** BRANO DA LEGGERE **
========================================

Perdere la testa per Amore!
26 agosto 2012
Solennità di
S. Alessandro martire,
Patrono della
città
e diocesi di
Bergamo
1Mac 2,49-52.57-64 ; Sal
125 ; Fil 1,27-30 ; Gv 15,9-16
Quest'oggi la nostra
diocesi è in festa per la solennità del suo santo patrono. Ma chi è
questo Alessandro e perché è importante oggi ricordarlo?
Alessandro è raffigurato
tradizionalmente in veste di soldato romano con un vessillo recante
un giglio bianco. Il vessillo sarebbe stato quello della Legione
Tebea (legione romana composta secondo la leggenda da soldati
egiziani della Tebaide) comandata da s. Maurizio nella quale
Alessandro sarebbe stato, secondo gli Atti del martirio, comandante
di centuria (cioè di 100 uomini). La legione romana, utilizzata in
prevalenza in oriente, venne spostata nel 301 in occidente per
controbattere gli attacchi dei Quadi e dei Marcomanni. Durante
l'attraversamento del Vallese alla legione fu ordinato di ricercare i
cristiani contro i quali era stata scatenata una persecuzione. I
legionari, cristiani a loro volta, si rifiutarono e per questa
insubordinazione vennero puniti con la decimazione eseguita ad
Agaunum (oggi S. Moritz). La decimazione consisteva nell'uccisione di
un uomo ogni dieci. Al perdurare del rifiuto dei legionari di
perseguitare i cristiani, fu eseguita una seconda decimazione e
quindi l'imperatore ordinò lo sterminio. Pochi furono i superstiti,
tra cui Alessandro, Cassio, Severino, Secondo e Licinio che si
rifugiarono in Italia. A Milano Alessandro fu però riconosciuto e
incarcerato perché rifiuta di rinnegare la propria fede. In carcere
riceve la visita di s. Fedele e del vescovo s. Materno. Proprio s.
Fedele riesce a organizzare la fuga di Alessandro, che si rifugia a
Como, dove però fu nuovamente catturato. Riportato a Milano fu
condannato a morte per decapitazione, ma durante l'esecuzione ai boia
si irrigidivano le braccia. Fu allora nuovamente incarcerato. Riuscì
nuovamente a fuggire e raggiunse Bergamo passando per Fara Gera
d'Adda e Capriate. A Bergamo fu ospitato dal principe Crotacio, che
lo invitò a nascondersi, ma Alessandro iniziò a predicare e a
convertire molti bergamaschi, tra cui i martiri Fermo e Rustico. Fu
perciò scoperto e nuovamente catturato, la decapitazione venne
eseguita pubblicamente il 26 agosto 303 nel luogo ove oggi sorge la
chiesa di S. Alessandro in Colonna. Probabilmente Alessandro fu
effettivamente un soldato romano, originario o residente a Bergamo,
torturato e ucciso per non avere rinunciato alla propria fede
cristiana.

========================================

** MATERIALE ESTRATTO **
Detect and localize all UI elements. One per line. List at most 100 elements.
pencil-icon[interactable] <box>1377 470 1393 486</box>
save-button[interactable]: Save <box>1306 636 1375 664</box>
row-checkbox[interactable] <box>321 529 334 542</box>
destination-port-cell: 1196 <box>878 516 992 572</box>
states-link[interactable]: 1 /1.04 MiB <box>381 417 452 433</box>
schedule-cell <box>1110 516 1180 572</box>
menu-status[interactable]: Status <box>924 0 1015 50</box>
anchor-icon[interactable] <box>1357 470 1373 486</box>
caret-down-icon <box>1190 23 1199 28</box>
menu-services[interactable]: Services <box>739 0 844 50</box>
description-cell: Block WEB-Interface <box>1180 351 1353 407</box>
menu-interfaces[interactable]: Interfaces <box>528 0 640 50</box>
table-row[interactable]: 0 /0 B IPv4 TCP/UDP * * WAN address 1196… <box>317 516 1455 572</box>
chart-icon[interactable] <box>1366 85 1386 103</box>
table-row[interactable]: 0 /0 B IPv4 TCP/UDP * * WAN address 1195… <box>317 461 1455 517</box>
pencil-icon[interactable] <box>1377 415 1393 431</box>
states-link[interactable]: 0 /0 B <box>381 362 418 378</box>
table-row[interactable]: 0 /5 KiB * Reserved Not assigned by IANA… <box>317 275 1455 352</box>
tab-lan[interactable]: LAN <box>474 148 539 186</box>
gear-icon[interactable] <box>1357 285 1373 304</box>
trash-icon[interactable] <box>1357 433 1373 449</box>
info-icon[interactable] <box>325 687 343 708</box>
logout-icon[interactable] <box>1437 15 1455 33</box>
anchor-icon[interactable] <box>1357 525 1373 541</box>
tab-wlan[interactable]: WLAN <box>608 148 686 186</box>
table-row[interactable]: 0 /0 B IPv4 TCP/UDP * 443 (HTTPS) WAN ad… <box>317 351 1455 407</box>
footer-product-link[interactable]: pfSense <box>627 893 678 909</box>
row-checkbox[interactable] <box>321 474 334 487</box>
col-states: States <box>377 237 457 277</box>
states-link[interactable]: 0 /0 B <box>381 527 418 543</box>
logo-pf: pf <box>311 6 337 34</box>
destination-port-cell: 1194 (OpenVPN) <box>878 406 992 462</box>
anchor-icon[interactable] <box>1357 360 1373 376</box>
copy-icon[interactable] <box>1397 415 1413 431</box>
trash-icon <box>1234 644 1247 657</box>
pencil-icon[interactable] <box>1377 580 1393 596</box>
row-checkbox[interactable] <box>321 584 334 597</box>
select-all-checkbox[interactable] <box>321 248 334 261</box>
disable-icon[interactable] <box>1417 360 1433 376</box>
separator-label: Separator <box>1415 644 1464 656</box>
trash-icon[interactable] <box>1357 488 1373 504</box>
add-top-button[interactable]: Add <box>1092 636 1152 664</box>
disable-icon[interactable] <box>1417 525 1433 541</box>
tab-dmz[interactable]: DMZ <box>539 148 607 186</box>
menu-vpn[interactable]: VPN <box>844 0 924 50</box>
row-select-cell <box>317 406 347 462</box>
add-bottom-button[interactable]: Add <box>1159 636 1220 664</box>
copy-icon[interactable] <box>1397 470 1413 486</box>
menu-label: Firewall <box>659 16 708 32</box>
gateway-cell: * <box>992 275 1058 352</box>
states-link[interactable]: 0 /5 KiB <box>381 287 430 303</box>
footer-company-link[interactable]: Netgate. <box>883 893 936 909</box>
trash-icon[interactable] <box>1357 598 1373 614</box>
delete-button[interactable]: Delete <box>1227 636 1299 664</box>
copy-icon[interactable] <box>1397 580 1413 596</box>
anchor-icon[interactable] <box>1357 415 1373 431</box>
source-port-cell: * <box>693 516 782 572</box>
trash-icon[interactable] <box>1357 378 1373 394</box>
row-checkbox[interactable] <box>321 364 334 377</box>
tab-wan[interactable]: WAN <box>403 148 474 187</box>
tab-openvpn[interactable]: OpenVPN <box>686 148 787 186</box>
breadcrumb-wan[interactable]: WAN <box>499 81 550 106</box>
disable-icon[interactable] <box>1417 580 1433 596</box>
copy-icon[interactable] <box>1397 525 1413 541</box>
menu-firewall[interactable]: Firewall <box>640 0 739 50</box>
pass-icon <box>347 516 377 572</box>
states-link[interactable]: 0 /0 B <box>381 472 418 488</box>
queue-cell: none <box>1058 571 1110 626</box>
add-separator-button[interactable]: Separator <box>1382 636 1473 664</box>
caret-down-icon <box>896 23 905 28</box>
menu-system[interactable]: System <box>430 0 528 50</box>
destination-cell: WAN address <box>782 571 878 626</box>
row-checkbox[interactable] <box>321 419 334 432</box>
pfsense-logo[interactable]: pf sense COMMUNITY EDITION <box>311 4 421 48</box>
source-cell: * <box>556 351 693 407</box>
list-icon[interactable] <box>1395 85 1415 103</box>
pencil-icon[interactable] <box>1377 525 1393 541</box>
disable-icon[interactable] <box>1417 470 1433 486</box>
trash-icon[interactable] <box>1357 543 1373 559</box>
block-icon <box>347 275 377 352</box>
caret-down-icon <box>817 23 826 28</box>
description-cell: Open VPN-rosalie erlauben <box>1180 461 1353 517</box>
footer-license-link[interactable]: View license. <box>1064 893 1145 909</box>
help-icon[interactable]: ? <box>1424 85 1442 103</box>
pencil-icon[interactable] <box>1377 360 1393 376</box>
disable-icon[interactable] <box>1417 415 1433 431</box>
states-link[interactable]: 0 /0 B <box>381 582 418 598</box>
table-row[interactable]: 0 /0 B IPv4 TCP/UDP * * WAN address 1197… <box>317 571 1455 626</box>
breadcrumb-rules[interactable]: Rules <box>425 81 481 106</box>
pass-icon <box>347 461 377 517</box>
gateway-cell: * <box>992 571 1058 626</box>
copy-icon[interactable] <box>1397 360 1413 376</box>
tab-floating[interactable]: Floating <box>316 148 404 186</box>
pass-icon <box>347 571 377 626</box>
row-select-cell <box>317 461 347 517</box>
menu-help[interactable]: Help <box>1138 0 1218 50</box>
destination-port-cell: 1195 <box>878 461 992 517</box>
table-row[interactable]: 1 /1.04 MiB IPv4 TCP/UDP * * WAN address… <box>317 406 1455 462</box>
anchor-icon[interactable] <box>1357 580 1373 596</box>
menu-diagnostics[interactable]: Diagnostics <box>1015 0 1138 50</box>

========================================

** OBIETTIVI **
1. Per ciascuna affermazione, (a), (b) e (c), indica con sì o no se concorda con il brano su sant'Alessandro e cita alla lettera le parole del brano che lo stabiliscono. (a) La Legione Tebea era comandata da s. Maurizio. (b) La legione fu spostata in occidente nel 303. (c) A Bergamo Alessandro fu accolto dal principe Crotacio.
2. Riassumi in tre frasi il brano su sant'Alessandro.
Le voci riportate qui non servono in alcun modo per questo lavoro.

** SOLUZIONI DEI COMPITI **
1.
(a) Sì: "comandata da s. Maurizio".
(b) No: "venne spostata nel 301 in occidente".
(c) Sì: "A Bergamo fu ospitato dal principe Crotacio".

2. Nel giorno della solennità di sant'Alessandro, patrono di Bergamo, il brano ricorda che, secondo gli Atti del martirio, egli fu comandante di centuria nella Legione Tebea. La legione si rifiutò di perseguitare i cristiani, fu punita con due decimazioni e poi sterminata. Alessandro, tra i pochi superstiti, fu catturato più volte e più volte fuggì, finché a Bergamo predicò e convertì molti bergamaschi e fu decapitato pubblicamente il 26 agosto 303.